SOURCE PASSAGE:
━━━━━━━━
Players not only tune the strings of the setar, but also move the gut or nylon frets that are tied around the neck, between the neck and the strings. Since these frets are moveable, players can move them to set notes closer or farther apart. The instrument is designed to play microtones, pitches between the standard western pitches on the piano keyboard. A Koron lowers and a Sori raises the pitches by quarter steps (flats and sharps are half-steps).

Setting strings for a Dastgâh

Strings are tuned to meet the tonal requirements of Dastgâh.

The instrument's four strings are not always set the same. Tones are not absolutes (unless playing with instruments that are set, such as a western-instruments with standardized and unchangeable pitches). Rather, the strings are intervals, what one string sounds like when compared to the first string.

Setting the frets

The table below can be used to position the frets on the instrument's neck; the frets are made of tied string and are moveable. The instrument used to create the measurements had a scale length of 66 centimeters, from nut at the top to bridge at the bottom.
━━━━━━━━
RECORDS PROVIDED:
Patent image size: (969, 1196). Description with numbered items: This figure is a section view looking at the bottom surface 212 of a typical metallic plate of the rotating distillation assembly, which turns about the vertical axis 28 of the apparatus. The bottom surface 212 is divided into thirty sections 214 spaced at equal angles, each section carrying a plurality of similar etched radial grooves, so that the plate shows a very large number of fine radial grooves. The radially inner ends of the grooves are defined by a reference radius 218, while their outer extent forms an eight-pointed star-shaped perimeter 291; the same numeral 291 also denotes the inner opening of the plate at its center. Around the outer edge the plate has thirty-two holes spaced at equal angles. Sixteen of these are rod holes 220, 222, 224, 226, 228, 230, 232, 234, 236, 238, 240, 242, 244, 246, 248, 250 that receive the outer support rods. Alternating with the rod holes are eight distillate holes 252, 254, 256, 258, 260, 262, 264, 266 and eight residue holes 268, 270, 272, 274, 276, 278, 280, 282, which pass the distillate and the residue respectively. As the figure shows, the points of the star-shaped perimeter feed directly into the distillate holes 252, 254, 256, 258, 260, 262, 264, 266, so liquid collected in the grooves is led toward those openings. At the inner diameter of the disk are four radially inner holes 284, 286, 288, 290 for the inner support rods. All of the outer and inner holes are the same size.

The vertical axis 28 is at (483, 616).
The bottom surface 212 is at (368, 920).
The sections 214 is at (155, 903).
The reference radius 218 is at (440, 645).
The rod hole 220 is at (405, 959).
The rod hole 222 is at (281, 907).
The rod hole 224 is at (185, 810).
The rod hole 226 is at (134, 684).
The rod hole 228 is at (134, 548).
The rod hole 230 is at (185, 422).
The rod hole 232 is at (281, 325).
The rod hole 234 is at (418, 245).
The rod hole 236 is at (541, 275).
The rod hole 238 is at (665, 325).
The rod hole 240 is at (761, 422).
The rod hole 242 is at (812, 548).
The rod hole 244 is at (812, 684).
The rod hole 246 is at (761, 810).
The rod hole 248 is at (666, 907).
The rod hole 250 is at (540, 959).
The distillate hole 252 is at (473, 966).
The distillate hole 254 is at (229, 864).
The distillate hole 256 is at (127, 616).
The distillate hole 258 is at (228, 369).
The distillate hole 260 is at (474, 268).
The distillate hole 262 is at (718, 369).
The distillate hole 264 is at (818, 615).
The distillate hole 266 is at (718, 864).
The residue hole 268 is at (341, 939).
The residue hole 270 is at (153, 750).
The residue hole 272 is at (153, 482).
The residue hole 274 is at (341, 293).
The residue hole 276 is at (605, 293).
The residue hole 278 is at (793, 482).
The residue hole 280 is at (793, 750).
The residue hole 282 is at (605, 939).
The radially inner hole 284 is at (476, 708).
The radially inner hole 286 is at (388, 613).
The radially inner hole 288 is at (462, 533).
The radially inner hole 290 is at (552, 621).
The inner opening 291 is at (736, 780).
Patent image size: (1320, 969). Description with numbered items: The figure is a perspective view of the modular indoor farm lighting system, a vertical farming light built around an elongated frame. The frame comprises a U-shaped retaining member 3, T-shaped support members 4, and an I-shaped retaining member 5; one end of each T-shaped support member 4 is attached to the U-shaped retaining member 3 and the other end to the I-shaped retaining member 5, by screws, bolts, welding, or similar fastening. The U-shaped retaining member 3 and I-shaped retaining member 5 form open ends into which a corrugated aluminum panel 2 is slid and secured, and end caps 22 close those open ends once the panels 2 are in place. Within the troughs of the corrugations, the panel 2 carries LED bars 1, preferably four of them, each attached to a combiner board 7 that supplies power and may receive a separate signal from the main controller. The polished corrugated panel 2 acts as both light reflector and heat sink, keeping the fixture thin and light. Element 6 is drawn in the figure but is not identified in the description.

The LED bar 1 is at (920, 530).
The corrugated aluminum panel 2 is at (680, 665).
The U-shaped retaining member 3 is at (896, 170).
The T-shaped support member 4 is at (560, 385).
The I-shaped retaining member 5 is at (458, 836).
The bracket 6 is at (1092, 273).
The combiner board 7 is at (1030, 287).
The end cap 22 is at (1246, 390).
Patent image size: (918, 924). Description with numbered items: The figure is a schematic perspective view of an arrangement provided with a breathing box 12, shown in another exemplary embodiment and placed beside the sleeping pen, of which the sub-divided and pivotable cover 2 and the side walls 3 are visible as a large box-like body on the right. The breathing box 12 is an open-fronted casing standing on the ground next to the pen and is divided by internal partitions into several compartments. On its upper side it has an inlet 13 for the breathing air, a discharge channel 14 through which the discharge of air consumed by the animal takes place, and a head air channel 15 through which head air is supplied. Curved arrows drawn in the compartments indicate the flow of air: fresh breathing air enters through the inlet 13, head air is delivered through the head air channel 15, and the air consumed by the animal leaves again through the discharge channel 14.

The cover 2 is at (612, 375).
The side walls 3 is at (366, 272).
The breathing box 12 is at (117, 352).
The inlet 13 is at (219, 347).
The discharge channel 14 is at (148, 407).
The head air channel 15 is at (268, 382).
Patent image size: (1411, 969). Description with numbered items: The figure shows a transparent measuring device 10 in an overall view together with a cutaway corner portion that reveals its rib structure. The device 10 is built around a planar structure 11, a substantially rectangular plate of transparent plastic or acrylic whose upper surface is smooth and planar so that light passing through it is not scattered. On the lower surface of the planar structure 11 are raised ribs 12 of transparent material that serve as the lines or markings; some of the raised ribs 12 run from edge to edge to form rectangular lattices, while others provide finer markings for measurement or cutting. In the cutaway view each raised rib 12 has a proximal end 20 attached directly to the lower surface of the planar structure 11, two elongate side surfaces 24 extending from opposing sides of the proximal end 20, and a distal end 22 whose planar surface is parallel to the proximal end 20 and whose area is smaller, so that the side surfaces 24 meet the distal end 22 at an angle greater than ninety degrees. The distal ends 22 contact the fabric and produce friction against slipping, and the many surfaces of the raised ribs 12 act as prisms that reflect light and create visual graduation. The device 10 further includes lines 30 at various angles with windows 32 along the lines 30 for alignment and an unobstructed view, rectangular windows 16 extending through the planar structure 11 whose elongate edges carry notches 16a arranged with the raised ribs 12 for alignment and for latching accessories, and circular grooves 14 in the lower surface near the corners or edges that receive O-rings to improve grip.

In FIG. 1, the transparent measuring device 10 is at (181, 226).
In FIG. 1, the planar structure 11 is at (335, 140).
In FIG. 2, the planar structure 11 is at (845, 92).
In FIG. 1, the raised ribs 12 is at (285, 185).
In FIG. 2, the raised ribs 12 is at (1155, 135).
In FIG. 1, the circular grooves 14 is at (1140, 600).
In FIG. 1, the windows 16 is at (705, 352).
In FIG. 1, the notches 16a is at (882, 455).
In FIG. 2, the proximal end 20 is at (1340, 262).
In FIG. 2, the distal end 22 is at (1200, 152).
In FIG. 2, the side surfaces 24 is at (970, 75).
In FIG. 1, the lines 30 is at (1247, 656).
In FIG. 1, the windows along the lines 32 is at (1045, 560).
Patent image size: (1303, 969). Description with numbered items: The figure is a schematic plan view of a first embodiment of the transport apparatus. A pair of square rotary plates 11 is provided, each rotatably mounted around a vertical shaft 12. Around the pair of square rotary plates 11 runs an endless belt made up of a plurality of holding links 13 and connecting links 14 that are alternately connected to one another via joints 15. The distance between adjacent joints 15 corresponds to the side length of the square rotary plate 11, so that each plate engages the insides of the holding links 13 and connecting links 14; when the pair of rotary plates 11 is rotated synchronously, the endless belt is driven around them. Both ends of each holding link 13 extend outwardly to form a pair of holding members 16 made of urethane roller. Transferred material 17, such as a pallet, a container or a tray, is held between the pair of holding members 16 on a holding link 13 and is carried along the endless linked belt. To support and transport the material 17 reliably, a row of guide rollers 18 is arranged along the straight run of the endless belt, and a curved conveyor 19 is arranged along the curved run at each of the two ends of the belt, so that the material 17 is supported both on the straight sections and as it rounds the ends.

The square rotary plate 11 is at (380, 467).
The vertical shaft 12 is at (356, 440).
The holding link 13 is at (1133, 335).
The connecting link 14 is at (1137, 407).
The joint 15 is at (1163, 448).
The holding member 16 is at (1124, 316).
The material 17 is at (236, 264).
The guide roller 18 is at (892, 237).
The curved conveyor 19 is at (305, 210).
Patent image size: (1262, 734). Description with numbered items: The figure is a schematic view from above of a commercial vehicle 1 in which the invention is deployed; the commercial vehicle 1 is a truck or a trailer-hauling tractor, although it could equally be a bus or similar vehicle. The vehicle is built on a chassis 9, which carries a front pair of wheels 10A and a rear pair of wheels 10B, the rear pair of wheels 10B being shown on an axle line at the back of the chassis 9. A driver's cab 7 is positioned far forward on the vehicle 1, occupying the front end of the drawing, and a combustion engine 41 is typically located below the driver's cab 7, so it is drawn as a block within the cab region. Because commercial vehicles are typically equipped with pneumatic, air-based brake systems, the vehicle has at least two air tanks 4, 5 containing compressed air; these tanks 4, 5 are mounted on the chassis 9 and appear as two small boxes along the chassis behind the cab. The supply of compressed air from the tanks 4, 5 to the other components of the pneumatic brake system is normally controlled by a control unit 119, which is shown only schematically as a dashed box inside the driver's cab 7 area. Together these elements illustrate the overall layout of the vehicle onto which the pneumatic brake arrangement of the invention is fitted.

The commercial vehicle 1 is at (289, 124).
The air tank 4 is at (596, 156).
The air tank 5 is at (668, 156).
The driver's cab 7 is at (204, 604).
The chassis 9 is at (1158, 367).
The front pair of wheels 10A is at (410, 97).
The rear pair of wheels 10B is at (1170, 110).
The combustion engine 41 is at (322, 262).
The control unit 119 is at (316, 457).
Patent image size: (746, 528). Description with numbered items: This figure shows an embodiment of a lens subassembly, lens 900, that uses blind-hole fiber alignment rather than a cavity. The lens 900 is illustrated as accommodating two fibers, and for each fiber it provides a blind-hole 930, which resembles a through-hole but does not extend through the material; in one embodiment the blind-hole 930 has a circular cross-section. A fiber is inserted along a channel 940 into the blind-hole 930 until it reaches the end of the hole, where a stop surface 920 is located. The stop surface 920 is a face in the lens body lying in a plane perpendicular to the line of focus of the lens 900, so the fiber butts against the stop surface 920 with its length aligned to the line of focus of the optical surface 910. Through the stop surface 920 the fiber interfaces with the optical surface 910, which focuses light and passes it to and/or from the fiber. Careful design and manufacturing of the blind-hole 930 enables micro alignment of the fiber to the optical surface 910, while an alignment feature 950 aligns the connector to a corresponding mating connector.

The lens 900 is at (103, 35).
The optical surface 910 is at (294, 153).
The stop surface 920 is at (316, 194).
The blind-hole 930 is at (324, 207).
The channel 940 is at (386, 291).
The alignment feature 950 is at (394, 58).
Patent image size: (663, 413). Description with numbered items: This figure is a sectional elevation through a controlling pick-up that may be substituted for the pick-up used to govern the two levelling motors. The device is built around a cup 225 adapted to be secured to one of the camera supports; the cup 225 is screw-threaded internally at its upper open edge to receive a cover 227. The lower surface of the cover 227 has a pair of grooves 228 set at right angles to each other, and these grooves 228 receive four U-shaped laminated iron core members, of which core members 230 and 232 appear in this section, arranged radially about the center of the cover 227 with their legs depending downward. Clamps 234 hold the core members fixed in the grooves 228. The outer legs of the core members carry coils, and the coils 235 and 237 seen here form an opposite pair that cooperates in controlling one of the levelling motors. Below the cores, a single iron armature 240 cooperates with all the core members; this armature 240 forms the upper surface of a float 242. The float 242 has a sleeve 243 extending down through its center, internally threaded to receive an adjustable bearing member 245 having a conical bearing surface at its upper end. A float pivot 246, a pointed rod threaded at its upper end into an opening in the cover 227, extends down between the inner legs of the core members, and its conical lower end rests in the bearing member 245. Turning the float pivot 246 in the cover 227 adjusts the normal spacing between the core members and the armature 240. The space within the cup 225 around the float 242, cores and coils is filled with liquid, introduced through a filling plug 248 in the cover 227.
━━━━━━━━
TASK TO CARRY OUT: Rewrite the stretch of the setar passage from "The instrument's four" through "the first string.", swapping "intervals" for "relative pitches". Rely only on the setar passage, not the records.

TASK OUTPUT:
The instrument's four strings are not always set the same. Tones are not absolutes (unless playing with instruments that are set, such as a western-instruments with standardized and unchangeable pitches). Rather, the strings are relative pitches, what one string sounds like when compared to the first string.